## start
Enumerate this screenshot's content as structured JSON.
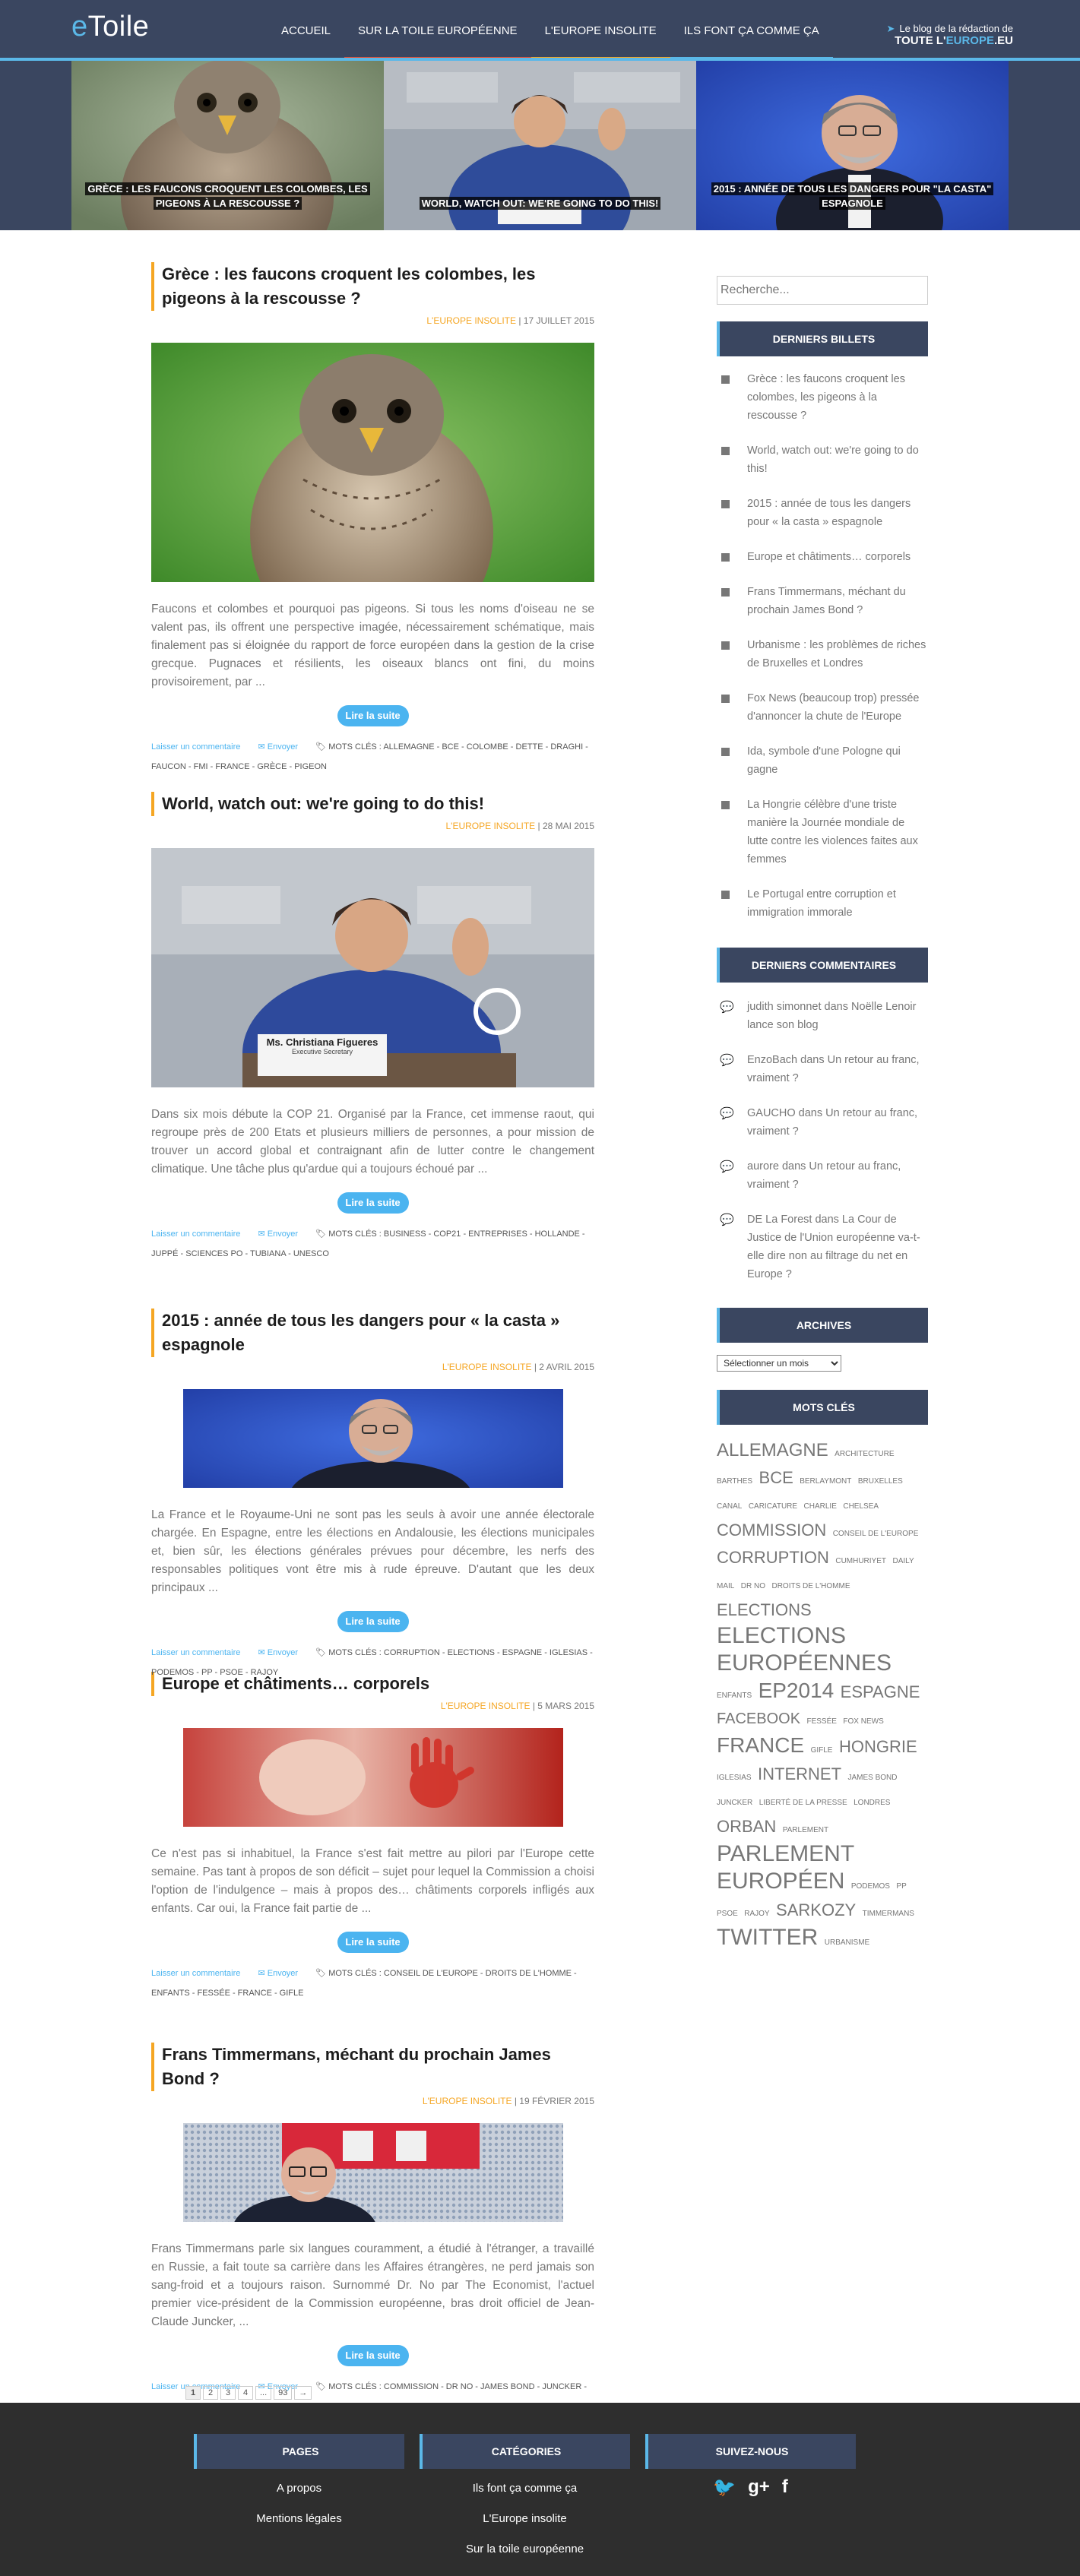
{
  "header": {
    "logo_e": "e",
    "logo_rest": "Toile",
    "nav": [
      {
        "label": "ACCUEIL",
        "color": "#3a4660"
      },
      {
        "label": "SUR LA TOILE EUROPÉENNE",
        "color": "#e64a2e"
      },
      {
        "label": "L'EUROPE INSOLITE",
        "color": "#f5a623"
      },
      {
        "label": "ILS FONT ÇA COMME ÇA",
        "color": "#5bb8e8"
      }
    ],
    "tagline_1": "Le blog de la rédaction de",
    "tagline_2": "TOUTE L'",
    "tagline_3": "EUROPE",
    "tagline_4": ".EU"
  },
  "slider": [
    {
      "caption": "GRÈCE : LES FAUCONS CROQUENT LES COLOMBES, LES PIGEONS À LA RESCOUSSE ?"
    },
    {
      "caption": "WORLD, WATCH OUT: WE'RE GOING TO DO THIS!"
    },
    {
      "caption": "2015 : ANNÉE DE TOUS LES DANGERS POUR \"LA CASTA\" ESPAGNOLE"
    }
  ],
  "posts": [
    {
      "title": "Grèce : les faucons croquent les colombes, les pigeons à la rescousse ?",
      "category": "L'EUROPE INSOLITE",
      "date": "| 17 JUILLET 2015",
      "excerpt": "Faucons et colombes et pourquoi pas pigeons. Si tous les noms d'oiseau ne se valent pas, ils offrent une perspective imagée, nécessairement schématique, mais finalement pas si éloignée du rapport de force européen dans la gestion de la crise grecque. Pugnaces et résilients, les oiseaux blancs ont fini, du moins provisoirement, par ...",
      "tags": "MOTS CLÉS : ALLEMAGNE - BCE - COLOMBE - DETTE - DRAGHI - FAUCON - FMI - FRANCE - GRÈCE - PIGEON"
    },
    {
      "title": "World, watch out: we're going to do this!",
      "category": "L'EUROPE INSOLITE",
      "date": "| 28 MAI 2015",
      "excerpt": "Dans six mois débute la COP 21. Organisé par la France, cet immense raout, qui regroupe près de 200 Etats et plusieurs milliers de personnes, a pour mission de trouver un accord global et contraignant afin de lutter contre le changement climatique. Une tâche plus qu'ardue qui a toujours échoué par ...",
      "tags": "MOTS CLÉS : BUSINESS - COP21 - ENTREPRISES - HOLLANDE - JUPPÉ - SCIENCES PO - TUBIANA - UNESCO",
      "plate_name": "Ms. Christiana Figueres",
      "plate_role": "Executive Secretary"
    },
    {
      "title": "2015 : année de tous les dangers pour « la casta » espagnole",
      "category": "L'EUROPE INSOLITE",
      "date": "| 2 AVRIL 2015",
      "excerpt": "La France et le Royaume-Uni ne sont pas les seuls à avoir une année électorale chargée. En Espagne, entre les élections en Andalousie, les élections municipales et, bien sûr, les élections générales prévues pour décembre, les nerfs des responsables politiques vont être mis à rude épreuve. D'autant que les deux principaux ...",
      "tags": "MOTS CLÉS : CORRUPTION - ELECTIONS - ESPAGNE - IGLESIAS - PODEMOS - PP - PSOE - RAJOY"
    },
    {
      "title": "Europe et châtiments… corporels",
      "category": "L'EUROPE INSOLITE",
      "date": "| 5 MARS 2015",
      "excerpt": "Ce n'est pas si inhabituel, la France s'est fait mettre au pilori par l'Europe cette semaine. Pas tant à propos de son déficit – sujet pour lequel la Commission a choisi l'option de l'indulgence – mais à propos des… châtiments corporels infligés aux enfants. Car oui, la France fait partie de ...",
      "tags": "MOTS CLÉS : CONSEIL DE L'EUROPE - DROITS DE L'HOMME - ENFANTS - FESSÉE - FRANCE - GIFLE"
    },
    {
      "title": "Frans Timmermans, méchant du prochain James Bond ?",
      "category": "L'EUROPE INSOLITE",
      "date": "| 19 FÉVRIER 2015",
      "excerpt": "Frans Timmermans parle six langues couramment, a étudié à l'étranger, a travaillé en Russie, a fait toute sa carrière dans les Affaires étrangères, ne perd jamais son sang-froid et a toujours raison. Surnommé Dr. No par The Economist, l'actuel premier vice-président de la Commission européenne, bras droit officiel de Jean-Claude Juncker, ...",
      "tags": "MOTS CLÉS : COMMISSION - DR NO - JAMES BOND - JUNCKER - TIMMERMANS"
    }
  ],
  "post_ui": {
    "read_more": "Lire la suite",
    "comment": "Laisser un commentaire",
    "send": "Envoyer"
  },
  "pagination": [
    "1",
    "2",
    "3",
    "4",
    "...",
    "93",
    "→"
  ],
  "sidebar": {
    "search_placeholder": "Recherche...",
    "recent_title": "DERNIERS BILLETS",
    "recent": [
      "Grèce : les faucons croquent les colombes, les pigeons à la rescousse ?",
      "World, watch out: we're going to do this!",
      "2015 : année de tous les dangers pour « la casta » espagnole",
      "Europe et châtiments… corporels",
      "Frans Timmermans, méchant du prochain James Bond ?",
      "Urbanisme : les problèmes de riches de Bruxelles et Londres",
      "Fox News (beaucoup trop) pressée d'annoncer la chute de l'Europe",
      "Ida, symbole d'une Pologne qui gagne",
      "La Hongrie célèbre d'une triste manière la Journée mondiale de lutte contre les violences faites aux femmes",
      "Le Portugal entre corruption et immigration immorale"
    ],
    "comments_title": "DERNIERS COMMENTAIRES",
    "comments": [
      "judith simonnet dans Noëlle Lenoir lance son blog",
      "EnzoBach dans Un retour au franc, vraiment ?",
      "GAUCHO dans Un retour au franc, vraiment ?",
      "aurore dans Un retour au franc, vraiment ?",
      "DE La Forest dans La Cour de Justice de l'Union européenne va-t-elle dire non au filtrage du net en Europe ?"
    ],
    "archives_title": "ARCHIVES",
    "archives_select": "Sélectionner un mois",
    "tags_title": "MOTS CLÉS",
    "tags": [
      {
        "t": "ALLEMAGNE",
        "s": 24
      },
      {
        "t": "ARCHITECTURE",
        "s": 10
      },
      {
        "t": "BARTHES",
        "s": 10
      },
      {
        "t": "BCE",
        "s": 22
      },
      {
        "t": "BERLAYMONT",
        "s": 10
      },
      {
        "t": "BRUXELLES",
        "s": 10
      },
      {
        "t": "CANAL",
        "s": 10
      },
      {
        "t": "CARICATURE",
        "s": 10
      },
      {
        "t": "CHARLIE",
        "s": 10
      },
      {
        "t": "CHELSEA",
        "s": 10
      },
      {
        "t": "COMMISSION",
        "s": 22
      },
      {
        "t": "CONSEIL DE L'EUROPE",
        "s": 10
      },
      {
        "t": "CORRUPTION",
        "s": 22
      },
      {
        "t": "CUMHURIYET",
        "s": 10
      },
      {
        "t": "DAILY MAIL",
        "s": 10
      },
      {
        "t": "DR NO",
        "s": 10
      },
      {
        "t": "DROITS DE L'HOMME",
        "s": 10
      },
      {
        "t": "ELECTIONS",
        "s": 22
      },
      {
        "t": "ELECTIONS EUROPÉENNES",
        "s": 30
      },
      {
        "t": "ENFANTS",
        "s": 10
      },
      {
        "t": "EP2014",
        "s": 28
      },
      {
        "t": "ESPAGNE",
        "s": 22
      },
      {
        "t": "FACEBOOK",
        "s": 20
      },
      {
        "t": "FESSÉE",
        "s": 10
      },
      {
        "t": "FOX NEWS",
        "s": 10
      },
      {
        "t": "FRANCE",
        "s": 28
      },
      {
        "t": "GIFLE",
        "s": 10
      },
      {
        "t": "HONGRIE",
        "s": 22
      },
      {
        "t": "IGLESIAS",
        "s": 10
      },
      {
        "t": "INTERNET",
        "s": 22
      },
      {
        "t": "JAMES BOND",
        "s": 10
      },
      {
        "t": "JUNCKER",
        "s": 10
      },
      {
        "t": "LIBERTÉ DE LA PRESSE",
        "s": 10
      },
      {
        "t": "LONDRES",
        "s": 10
      },
      {
        "t": "ORBAN",
        "s": 22
      },
      {
        "t": "PARLEMENT",
        "s": 10
      },
      {
        "t": "PARLEMENT EUROPÉEN",
        "s": 30
      },
      {
        "t": "PODEMOS",
        "s": 10
      },
      {
        "t": "PP",
        "s": 10
      },
      {
        "t": "PSOE",
        "s": 10
      },
      {
        "t": "RAJOY",
        "s": 10
      },
      {
        "t": "SARKOZY",
        "s": 22
      },
      {
        "t": "TIMMERMANS",
        "s": 10
      },
      {
        "t": "TWITTER",
        "s": 30
      },
      {
        "t": "URBANISME",
        "s": 10
      }
    ]
  },
  "footer": {
    "pages_title": "PAGES",
    "pages": [
      "A propos",
      "Mentions légales"
    ],
    "categories_title": "CATÉGORIES",
    "categories": [
      "Ils font ça comme ça",
      "L'Europe insolite",
      "Sur la toile européenne"
    ],
    "follow_title": "SUIVEZ-NOUS",
    "social": [
      {
        "icon": "twitter-icon",
        "glyph": "🐦"
      },
      {
        "icon": "google-plus-icon",
        "glyph": "g+"
      },
      {
        "icon": "facebook-icon",
        "glyph": "f"
      }
    ]
  }
}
## end
**Task details:**
Pull out all lines containing "propos".

**Correct result:**
      "excerpt": "Ce n'est pas si inhabituel, la France s'est fait mettre au pilori par l'Europe cette semaine. Pas tant à propos de son déficit – sujet pour lequel la Commission a choisi l'option de l'indulgence – mais à propos des… châtiments corporels infligés aux enfants. Car oui, la France fait partie de ...",
      "A propos",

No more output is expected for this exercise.